- **DO THIS**
Transcribe all the entries word for word, skipping the pictures.

- **DATA RECORDS**

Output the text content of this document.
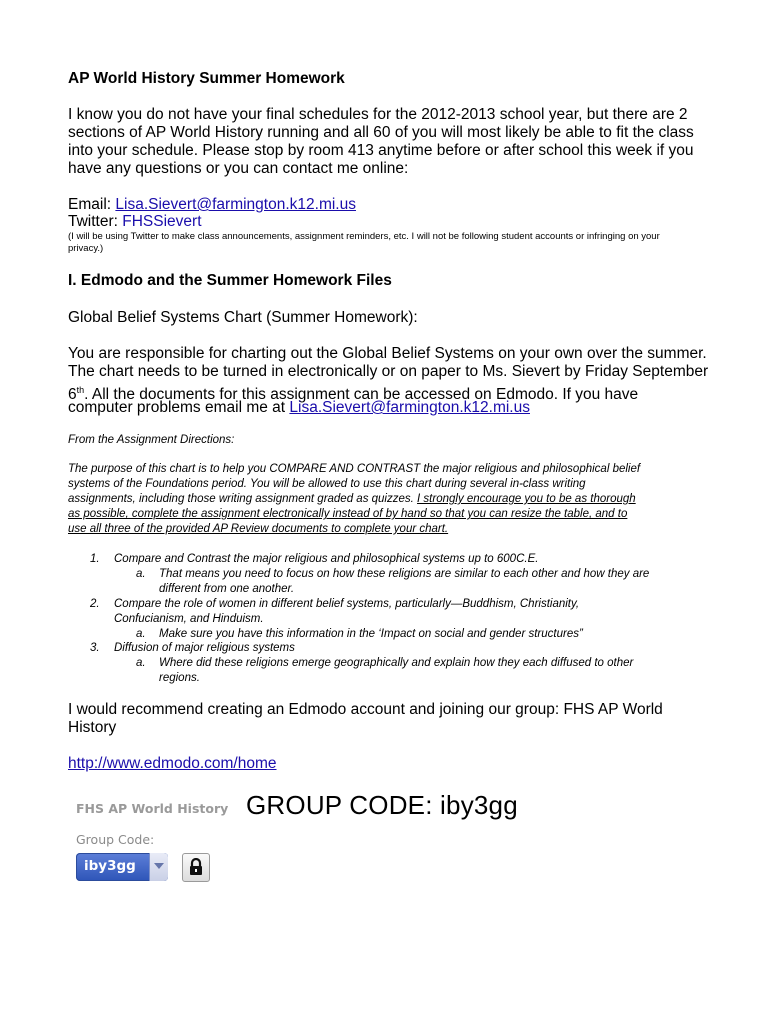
AP World History Summer Homework
I know you do not have your final schedules for the 2012-2013 school year, but there are 2
sections of AP World History running and all 60 of you will most likely be able to fit the class
into your schedule. Please stop by room 413 anytime before or after school this week if you
have any questions or you can contact me online:
Email: Lisa.Sievert@farmington.k12.mi.us
Twitter: FHSSievert
(I will be using Twitter to make class announcements, assignment reminders, etc. I will not be following student accounts or infringing on your
privacy.)
I. Edmodo and the Summer Homework Files
Global Belief Systems Chart (Summer Homework):
You are responsible for charting out the Global Belief Systems on your own over the summer.
The chart needs to be turned in electronically or on paper to Ms. Sievert by Friday September
6th. All the documents for this assignment can be accessed on Edmodo. If you have
computer problems email me at Lisa.Sievert@farmington.k12.mi.us
From the Assignment Directions:
The purpose of this chart is to help you COMPARE AND CONTRAST the major religious and philosophical belief
systems of the Foundations period. You will be allowed to use this chart during several in-class writing
assignments, including those writing assignment graded as quizzes. I strongly encourage you to be as thorough
as possible, complete the assignment electronically instead of by hand so that you can resize the table, and to
use all three of the provided AP Review documents to complete your chart.
1. Compare and Contrast the major religious and philosophical systems up to 600C.E.
a. That means you need to focus on how these religions are similar to each other and how they are
different from one another.
2. Compare the role of women in different belief systems, particularly—Buddhism, Christianity,
Confucianism, and Hinduism.
a. Make sure you have this information in the ‘Impact on social and gender structures”
3. Diffusion of major religious systems
a. Where did these religions emerge geographically and explain how they each diffused to other
regions.
I would recommend creating an Edmodo account and joining our group: FHS AP World
History
http://www.edmodo.com/home
FHS AP World History
Group Code:
iby3gg
GROUP CODE: iby3gg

- **OUTPUT FOR THIS TASK**
Output the text content of this document.
AP World History Summer Homework
I know you do not have your final schedules for the 2012-2013 school year, but there are 2
sections of AP World History running and all 60 of you will most likely be able to fit the class
into your schedule. Please stop by room 413 anytime before or after school this week if you
have any questions or you can contact me online:
Email: Lisa.Sievert@farmington.k12.mi.us
Twitter: FHSSievert
(I will be using Twitter to make class announcements, assignment reminders, etc. I will not be following student accounts or infringing on your
privacy.)
I. Edmodo and the Summer Homework Files
Global Belief Systems Chart (Summer Homework):
You are responsible for charting out the Global Belief Systems on your own over the summer.
The chart needs to be turned in electronically or on paper to Ms. Sievert by Friday September
6th. All the documents for this assignment can be accessed on Edmodo. If you have
computer problems email me at Lisa.Sievert@farmington.k12.mi.us
From the Assignment Directions:
The purpose of this chart is to help you COMPARE AND CONTRAST the major religious and philosophical belief
systems of the Foundations period. You will be allowed to use this chart during several in-class writing
assignments, including those writing assignment graded as quizzes. I strongly encourage you to be as thorough
as possible, complete the assignment electronically instead of by hand so that you can resize the table, and to
use all three of the provided AP Review documents to complete your chart.
1. Compare and Contrast the major religious and philosophical systems up to 600C.E.
a. That means you need to focus on how these religions are similar to each other and how they are
different from one another.
2. Compare the role of women in different belief systems, particularly—Buddhism, Christianity,
Confucianism, and Hinduism.
a. Make sure you have this information in the ‘Impact on social and gender structures”
3. Diffusion of major religious systems
a. Where did these religions emerge geographically and explain how they each diffused to other
regions.
I would recommend creating an Edmodo account and joining our group: FHS AP World
History
http://www.edmodo.com/home
FHS AP World History
Group Code:
iby3gg
GROUP CODE: iby3gg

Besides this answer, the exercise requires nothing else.